* What you have to do *
Each entry below must be repeated exactly, with pictures left out.
::: The data :::
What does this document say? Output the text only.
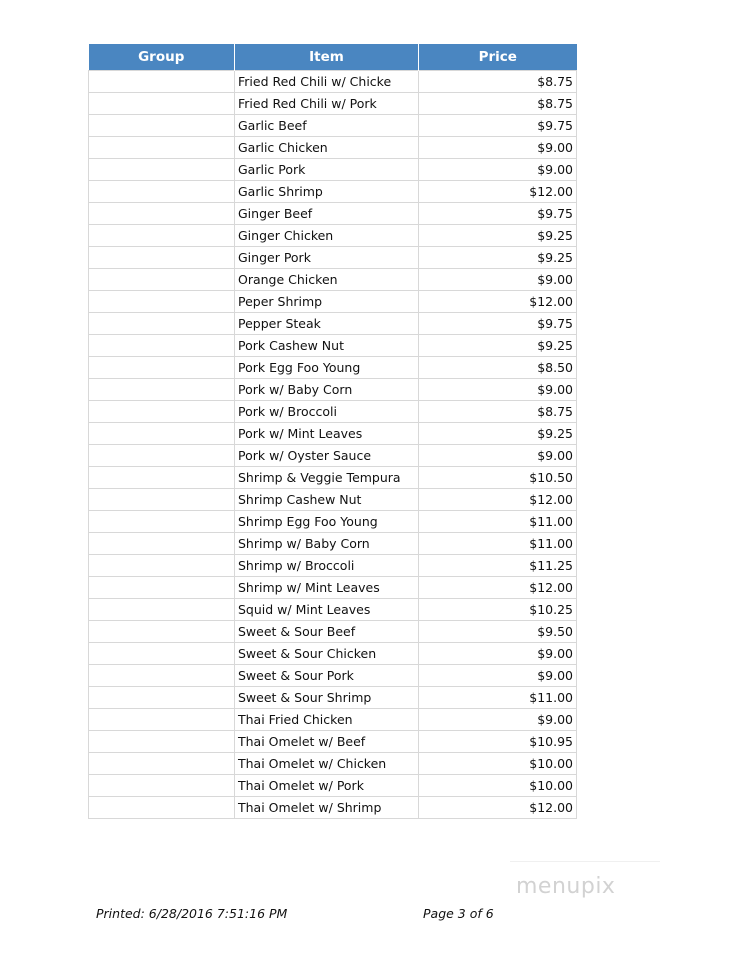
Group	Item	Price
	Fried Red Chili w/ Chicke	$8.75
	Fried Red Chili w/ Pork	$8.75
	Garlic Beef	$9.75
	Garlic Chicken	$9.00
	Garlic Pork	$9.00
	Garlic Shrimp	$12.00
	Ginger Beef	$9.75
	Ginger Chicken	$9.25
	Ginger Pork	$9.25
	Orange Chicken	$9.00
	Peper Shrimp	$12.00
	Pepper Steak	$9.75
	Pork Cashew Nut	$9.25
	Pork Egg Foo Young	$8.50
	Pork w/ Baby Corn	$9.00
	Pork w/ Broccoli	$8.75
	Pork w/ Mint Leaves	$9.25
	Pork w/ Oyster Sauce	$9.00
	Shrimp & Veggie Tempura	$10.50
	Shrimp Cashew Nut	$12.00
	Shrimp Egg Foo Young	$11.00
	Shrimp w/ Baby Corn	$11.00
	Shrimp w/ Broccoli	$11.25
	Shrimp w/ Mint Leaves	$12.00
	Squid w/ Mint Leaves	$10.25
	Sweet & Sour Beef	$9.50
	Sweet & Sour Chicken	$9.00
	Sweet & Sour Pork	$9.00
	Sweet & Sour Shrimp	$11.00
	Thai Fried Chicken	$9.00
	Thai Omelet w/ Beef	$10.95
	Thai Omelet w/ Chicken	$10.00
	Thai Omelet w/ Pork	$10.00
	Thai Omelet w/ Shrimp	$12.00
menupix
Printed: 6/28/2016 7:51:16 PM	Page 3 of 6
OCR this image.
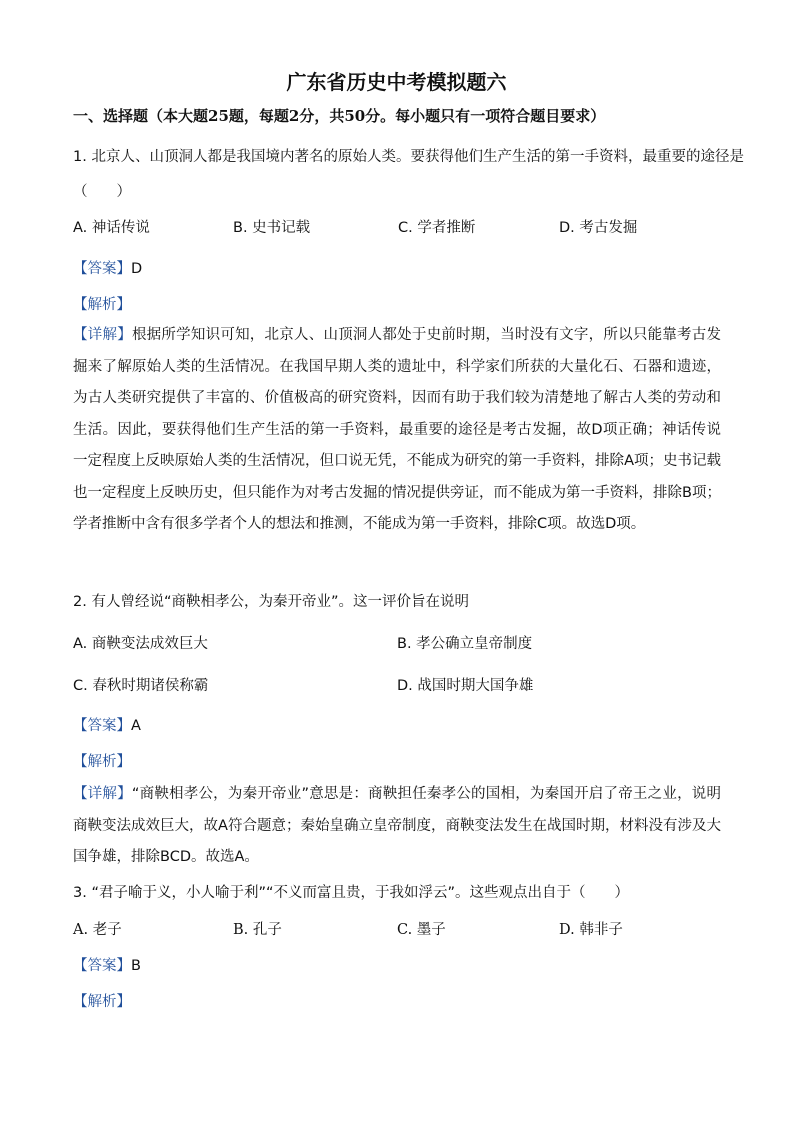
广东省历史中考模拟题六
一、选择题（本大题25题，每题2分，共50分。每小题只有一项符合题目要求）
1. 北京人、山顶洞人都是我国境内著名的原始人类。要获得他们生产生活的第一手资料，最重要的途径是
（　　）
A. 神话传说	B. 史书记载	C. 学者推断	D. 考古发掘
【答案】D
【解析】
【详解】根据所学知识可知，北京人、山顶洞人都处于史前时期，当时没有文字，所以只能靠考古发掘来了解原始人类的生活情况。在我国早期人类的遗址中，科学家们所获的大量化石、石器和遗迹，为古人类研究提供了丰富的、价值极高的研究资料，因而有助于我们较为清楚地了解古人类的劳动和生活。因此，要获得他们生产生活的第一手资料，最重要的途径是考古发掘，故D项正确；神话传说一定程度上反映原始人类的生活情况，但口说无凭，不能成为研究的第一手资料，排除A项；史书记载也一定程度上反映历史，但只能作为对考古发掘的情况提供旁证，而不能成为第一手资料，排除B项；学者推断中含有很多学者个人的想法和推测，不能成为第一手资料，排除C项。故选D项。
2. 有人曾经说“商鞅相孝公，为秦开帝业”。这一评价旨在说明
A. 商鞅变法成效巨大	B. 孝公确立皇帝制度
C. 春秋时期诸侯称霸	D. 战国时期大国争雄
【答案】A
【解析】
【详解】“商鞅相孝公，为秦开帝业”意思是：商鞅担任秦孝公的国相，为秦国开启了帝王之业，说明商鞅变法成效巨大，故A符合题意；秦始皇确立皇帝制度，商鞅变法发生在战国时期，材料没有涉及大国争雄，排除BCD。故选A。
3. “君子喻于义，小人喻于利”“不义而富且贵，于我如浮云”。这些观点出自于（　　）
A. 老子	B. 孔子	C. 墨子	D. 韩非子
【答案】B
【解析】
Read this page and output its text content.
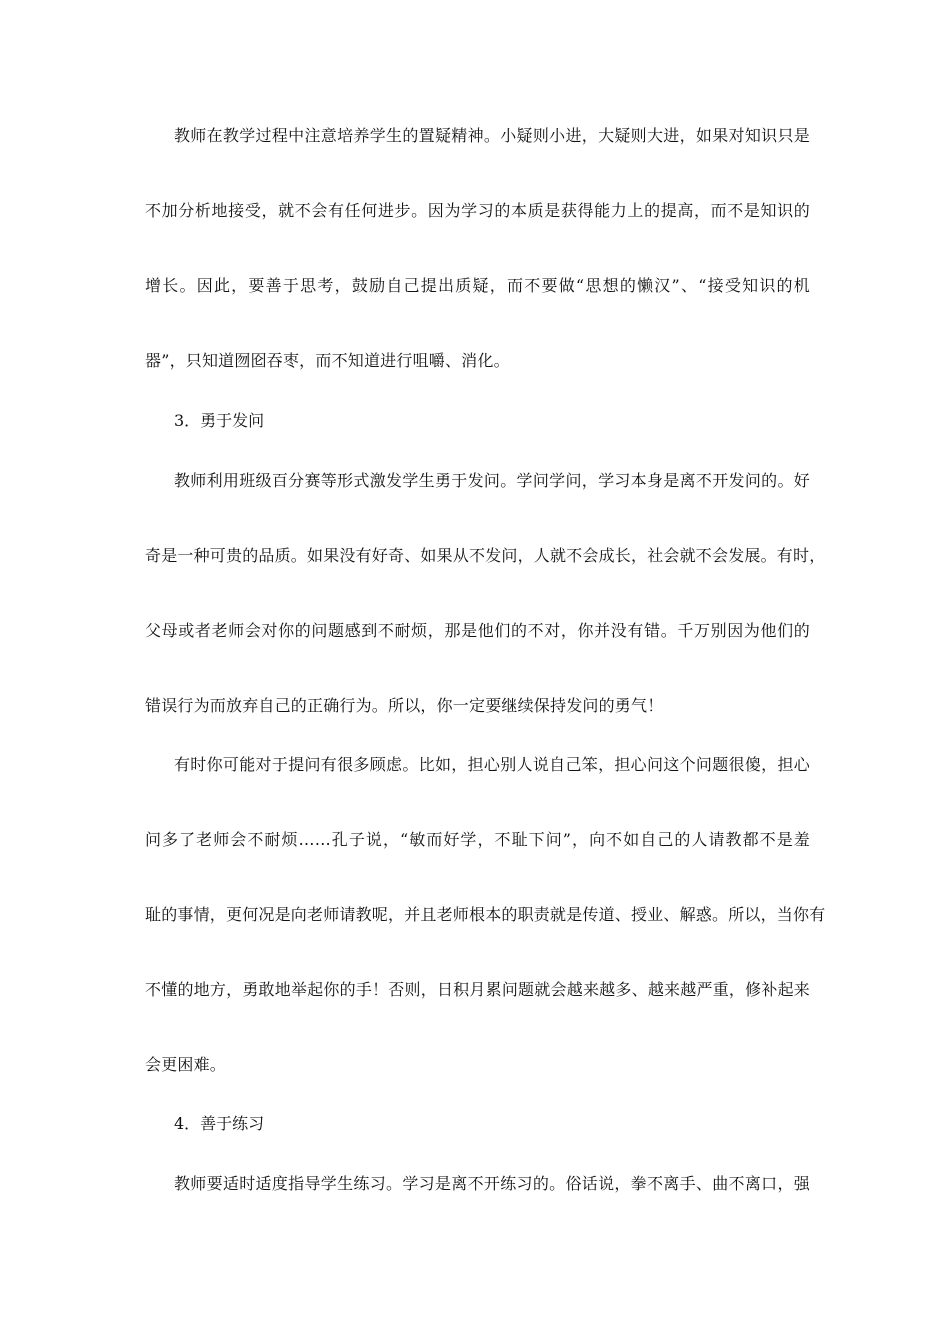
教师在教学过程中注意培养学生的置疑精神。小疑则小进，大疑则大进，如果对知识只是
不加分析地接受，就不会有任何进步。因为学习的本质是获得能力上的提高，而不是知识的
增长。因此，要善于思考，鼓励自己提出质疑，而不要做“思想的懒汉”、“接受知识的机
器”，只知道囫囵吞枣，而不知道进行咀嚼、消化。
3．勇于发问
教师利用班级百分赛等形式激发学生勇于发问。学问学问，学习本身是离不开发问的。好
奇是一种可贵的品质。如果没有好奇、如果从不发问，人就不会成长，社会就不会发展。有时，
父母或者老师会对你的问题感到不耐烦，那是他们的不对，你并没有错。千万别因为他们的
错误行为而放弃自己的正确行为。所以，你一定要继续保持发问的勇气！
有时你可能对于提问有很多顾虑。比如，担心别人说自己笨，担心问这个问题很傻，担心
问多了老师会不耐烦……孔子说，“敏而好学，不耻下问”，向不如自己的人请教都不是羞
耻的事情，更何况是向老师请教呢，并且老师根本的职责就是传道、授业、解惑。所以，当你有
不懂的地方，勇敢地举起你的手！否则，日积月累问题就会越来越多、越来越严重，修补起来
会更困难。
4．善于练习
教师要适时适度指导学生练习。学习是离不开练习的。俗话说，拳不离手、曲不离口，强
:::
* Solution *
What does this document say? Output the text only.
Group	Item	Price
	Fried Red Chili w/ Chicke	$8.75
	Fried Red Chili w/ Pork	$8.75
	Garlic Beef	$9.75
	Garlic Chicken	$9.00
	Garlic Pork	$9.00
	Garlic Shrimp	$12.00
	Ginger Beef	$9.75
	Ginger Chicken	$9.25
	Ginger Pork	$9.25
	Orange Chicken	$9.00
	Peper Shrimp	$12.00
	Pepper Steak	$9.75
	Pork Cashew Nut	$9.25
	Pork Egg Foo Young	$8.50
	Pork w/ Baby Corn	$9.00
	Pork w/ Broccoli	$8.75
	Pork w/ Mint Leaves	$9.25
	Pork w/ Oyster Sauce	$9.00
	Shrimp & Veggie Tempura	$10.50
	Shrimp Cashew Nut	$12.00
	Shrimp Egg Foo Young	$11.00
	Shrimp w/ Baby Corn	$11.00
	Shrimp w/ Broccoli	$11.25
	Shrimp w/ Mint Leaves	$12.00
	Squid w/ Mint Leaves	$10.25
	Sweet & Sour Beef	$9.50
	Sweet & Sour Chicken	$9.00
	Sweet & Sour Pork	$9.00
	Sweet & Sour Shrimp	$11.00
	Thai Fried Chicken	$9.00
	Thai Omelet w/ Beef	$10.95
	Thai Omelet w/ Chicken	$10.00
	Thai Omelet w/ Pork	$10.00
	Thai Omelet w/ Shrimp	$12.00
menupix
Printed: 6/28/2016 7:51:16 PM	Page 3 of 6
OCR this image.
广东省历史中考模拟题六
一、选择题（本大题25题，每题2分，共50分。每小题只有一项符合题目要求）
1. 北京人、山顶洞人都是我国境内著名的原始人类。要获得他们生产生活的第一手资料，最重要的途径是
（　　）
A. 神话传说	B. 史书记载	C. 学者推断	D. 考古发掘
【答案】D
【解析】
【详解】根据所学知识可知，北京人、山顶洞人都处于史前时期，当时没有文字，所以只能靠考古发掘来了解原始人类的生活情况。在我国早期人类的遗址中，科学家们所获的大量化石、石器和遗迹，为古人类研究提供了丰富的、价值极高的研究资料，因而有助于我们较为清楚地了解古人类的劳动和生活。因此，要获得他们生产生活的第一手资料，最重要的途径是考古发掘，故D项正确；神话传说一定程度上反映原始人类的生活情况，但口说无凭，不能成为研究的第一手资料，排除A项；史书记载也一定程度上反映历史，但只能作为对考古发掘的情况提供旁证，而不能成为第一手资料，排除B项；学者推断中含有很多学者个人的想法和推测，不能成为第一手资料，排除C项。故选D项。
2. 有人曾经说“商鞅相孝公，为秦开帝业”。这一评价旨在说明
A. 商鞅变法成效巨大	B. 孝公确立皇帝制度
C. 春秋时期诸侯称霸	D. 战国时期大国争雄
【答案】A
【解析】
【详解】“商鞅相孝公，为秦开帝业”意思是：商鞅担任秦孝公的国相，为秦国开启了帝王之业，说明商鞅变法成效巨大，故A符合题意；秦始皇确立皇帝制度，商鞅变法发生在战国时期，材料没有涉及大国争雄，排除BCD。故选A。
3. “君子喻于义，小人喻于利”“不义而富且贵，于我如浮云”。这些观点出自于（　　）
A. 老子	B. 孔子	C. 墨子	D. 韩非子
【答案】B
【解析】
Read this page and output its text content.
教师在教学过程中注意培养学生的置疑精神。小疑则小进，大疑则大进，如果对知识只是
不加分析地接受，就不会有任何进步。因为学习的本质是获得能力上的提高，而不是知识的
增长。因此，要善于思考，鼓励自己提出质疑，而不要做“思想的懒汉”、“接受知识的机
器”，只知道囫囵吞枣，而不知道进行咀嚼、消化。
3．勇于发问
教师利用班级百分赛等形式激发学生勇于发问。学问学问，学习本身是离不开发问的。好
奇是一种可贵的品质。如果没有好奇、如果从不发问，人就不会成长，社会就不会发展。有时，
父母或者老师会对你的问题感到不耐烦，那是他们的不对，你并没有错。千万别因为他们的
错误行为而放弃自己的正确行为。所以，你一定要继续保持发问的勇气！
有时你可能对于提问有很多顾虑。比如，担心别人说自己笨，担心问这个问题很傻，担心
问多了老师会不耐烦……孔子说，“敏而好学，不耻下问”，向不如自己的人请教都不是羞
耻的事情，更何况是向老师请教呢，并且老师根本的职责就是传道、授业、解惑。所以，当你有
不懂的地方，勇敢地举起你的手！否则，日积月累问题就会越来越多、越来越严重，修补起来
会更困难。
4．善于练习
教师要适时适度指导学生练习。学习是离不开练习的。俗话说，拳不离手、曲不离口，强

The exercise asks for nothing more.